__Work to do__:
Write the data out again in full, with no departure from the original.

Source records:
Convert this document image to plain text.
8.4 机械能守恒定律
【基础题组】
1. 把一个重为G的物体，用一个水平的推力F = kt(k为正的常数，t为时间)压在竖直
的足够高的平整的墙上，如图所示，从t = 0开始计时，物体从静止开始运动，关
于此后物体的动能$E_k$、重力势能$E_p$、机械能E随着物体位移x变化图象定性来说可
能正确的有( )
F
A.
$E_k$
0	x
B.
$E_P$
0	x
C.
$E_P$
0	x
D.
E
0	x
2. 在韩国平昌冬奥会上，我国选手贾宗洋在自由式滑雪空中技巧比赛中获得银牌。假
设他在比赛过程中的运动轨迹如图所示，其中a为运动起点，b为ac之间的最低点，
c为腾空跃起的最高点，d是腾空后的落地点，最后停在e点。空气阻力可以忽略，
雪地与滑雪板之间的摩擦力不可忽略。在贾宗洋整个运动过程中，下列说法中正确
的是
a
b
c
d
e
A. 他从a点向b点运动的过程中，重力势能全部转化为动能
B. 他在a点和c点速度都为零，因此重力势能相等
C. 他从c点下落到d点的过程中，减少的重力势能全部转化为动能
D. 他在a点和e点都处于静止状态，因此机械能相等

__Response to the task__:
Convert this document image to plain text.
8.4 机械能守恒定律
【基础题组】
1. 把一个重为G的物体，用一个水平的推力F = kt(k为正的常数，t为时间)压在竖直
的足够高的平整的墙上，如图所示，从t = 0开始计时，物体从静止开始运动，关
于此后物体的动能$E_k$、重力势能$E_p$、机械能E随着物体位移x变化图象定性来说可
能正确的有( )
F
A.
$E_k$
0	x
B.
$E_P$
0	x
C.
$E_P$
0	x
D.
E
0	x
2. 在韩国平昌冬奥会上，我国选手贾宗洋在自由式滑雪空中技巧比赛中获得银牌。假
设他在比赛过程中的运动轨迹如图所示，其中a为运动起点，b为ac之间的最低点，
c为腾空跃起的最高点，d是腾空后的落地点，最后停在e点。空气阻力可以忽略，
雪地与滑雪板之间的摩擦力不可忽略。在贾宗洋整个运动过程中，下列说法中正确
的是
a
b
c
d
e
A. 他从a点向b点运动的过程中，重力势能全部转化为动能
B. 他在a点和c点速度都为零，因此重力势能相等
C. 他从c点下落到d点的过程中，减少的重力势能全部转化为动能
D. 他在a点和e点都处于静止状态，因此机械能相等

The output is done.